╭──

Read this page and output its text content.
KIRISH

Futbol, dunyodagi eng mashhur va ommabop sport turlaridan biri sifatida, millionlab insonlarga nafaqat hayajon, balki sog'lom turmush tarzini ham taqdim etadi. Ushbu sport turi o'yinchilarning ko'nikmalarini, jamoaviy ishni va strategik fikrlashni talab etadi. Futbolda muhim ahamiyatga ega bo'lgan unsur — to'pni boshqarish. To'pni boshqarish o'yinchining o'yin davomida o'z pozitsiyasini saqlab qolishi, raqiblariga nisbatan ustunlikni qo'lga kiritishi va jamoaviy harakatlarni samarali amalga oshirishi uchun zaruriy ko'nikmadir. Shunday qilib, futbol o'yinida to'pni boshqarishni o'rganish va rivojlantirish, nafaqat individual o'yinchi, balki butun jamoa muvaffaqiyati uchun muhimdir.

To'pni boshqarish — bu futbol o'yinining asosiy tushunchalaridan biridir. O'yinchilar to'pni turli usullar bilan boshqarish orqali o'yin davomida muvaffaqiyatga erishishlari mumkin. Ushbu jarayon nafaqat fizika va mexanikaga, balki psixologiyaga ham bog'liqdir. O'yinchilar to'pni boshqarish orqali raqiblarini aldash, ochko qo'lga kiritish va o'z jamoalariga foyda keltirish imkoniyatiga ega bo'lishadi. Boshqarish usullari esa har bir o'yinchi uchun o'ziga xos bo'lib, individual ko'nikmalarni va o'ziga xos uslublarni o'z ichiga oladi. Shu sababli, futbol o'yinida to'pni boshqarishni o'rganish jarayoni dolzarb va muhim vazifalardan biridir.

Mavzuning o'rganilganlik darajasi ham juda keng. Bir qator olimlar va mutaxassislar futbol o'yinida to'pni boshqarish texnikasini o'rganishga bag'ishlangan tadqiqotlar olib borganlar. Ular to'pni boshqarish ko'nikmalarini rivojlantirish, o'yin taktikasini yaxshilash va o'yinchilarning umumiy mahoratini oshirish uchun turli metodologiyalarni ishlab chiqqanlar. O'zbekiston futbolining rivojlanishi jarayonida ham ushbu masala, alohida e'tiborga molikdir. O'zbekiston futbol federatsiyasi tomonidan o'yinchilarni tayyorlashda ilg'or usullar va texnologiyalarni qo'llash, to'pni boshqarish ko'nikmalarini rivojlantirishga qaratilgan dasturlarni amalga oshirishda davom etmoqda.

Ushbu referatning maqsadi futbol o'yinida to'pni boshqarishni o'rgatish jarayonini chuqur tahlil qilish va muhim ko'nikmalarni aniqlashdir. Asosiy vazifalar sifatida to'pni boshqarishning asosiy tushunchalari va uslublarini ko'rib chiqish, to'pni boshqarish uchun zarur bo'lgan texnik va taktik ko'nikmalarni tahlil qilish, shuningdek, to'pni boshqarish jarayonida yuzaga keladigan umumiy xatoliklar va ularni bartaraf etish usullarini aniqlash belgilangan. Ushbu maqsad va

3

╰──

▸ **Written task**
Every line above should be printed again exactly as it stands.

▸ **Answer below**
Read this page and output its text content.
KIRISH

Futbol, dunyodagi eng mashhur va ommabop sport turlaridan biri sifatida, millionlab insonlarga nafaqat hayajon, balki sog'lom turmush tarzini ham taqdim etadi. Ushbu sport turi o'yinchilarning ko'nikmalarini, jamoaviy ishni va strategik fikrlashni talab etadi. Futbolda muhim ahamiyatga ega bo'lgan unsur — to'pni boshqarish. To'pni boshqarish o'yinchining o'yin davomida o'z pozitsiyasini saqlab qolishi, raqiblariga nisbatan ustunlikni qo'lga kiritishi va jamoaviy harakatlarni samarali amalga oshirishi uchun zaruriy ko'nikmadir. Shunday qilib, futbol o'yinida to'pni boshqarishni o'rganish va rivojlantirish, nafaqat individual o'yinchi, balki butun jamoa muvaffaqiyati uchun muhimdir.

To'pni boshqarish — bu futbol o'yinining asosiy tushunchalaridan biridir. O'yinchilar to'pni turli usullar bilan boshqarish orqali o'yin davomida muvaffaqiyatga erishishlari mumkin. Ushbu jarayon nafaqat fizika va mexanikaga, balki psixologiyaga ham bog'liqdir. O'yinchilar to'pni boshqarish orqali raqiblarini aldash, ochko qo'lga kiritish va o'z jamoalariga foyda keltirish imkoniyatiga ega bo'lishadi. Boshqarish usullari esa har bir o'yinchi uchun o'ziga xos bo'lib, individual ko'nikmalarni va o'ziga xos uslublarni o'z ichiga oladi. Shu sababli, futbol o'yinida to'pni boshqarishni o'rganish jarayoni dolzarb va muhim vazifalardan biridir.

Mavzuning o'rganilganlik darajasi ham juda keng. Bir qator olimlar va mutaxassislar futbol o'yinida to'pni boshqarish texnikasini o'rganishga bag'ishlangan tadqiqotlar olib borganlar. Ular to'pni boshqarish ko'nikmalarini rivojlantirish, o'yin taktikasini yaxshilash va o'yinchilarning umumiy mahoratini oshirish uchun turli metodologiyalarni ishlab chiqqanlar. O'zbekiston futbolining rivojlanishi jarayonida ham ushbu masala, alohida e'tiborga molikdir. O'zbekiston futbol federatsiyasi tomonidan o'yinchilarni tayyorlashda ilg'or usullar va texnologiyalarni qo'llash, to'pni boshqarish ko'nikmalarini rivojlantirishga qaratilgan dasturlarni amalga oshirishda davom etmoqda.

Ushbu referatning maqsadi futbol o'yinida to'pni boshqarishni o'rgatish jarayonini chuqur tahlil qilish va muhim ko'nikmalarni aniqlashdir. Asosiy vazifalar sifatida to'pni boshqarishning asosiy tushunchalari va uslublarini ko'rib chiqish, to'pni boshqarish uchun zarur bo'lgan texnik va taktik ko'nikmalarni tahlil qilish, shuningdek, to'pni boshqarish jarayonida yuzaga keladigan umumiy xatoliklar va ularni bartaraf etish usullarini aniqlash belgilangan. Ushbu maqsad va

3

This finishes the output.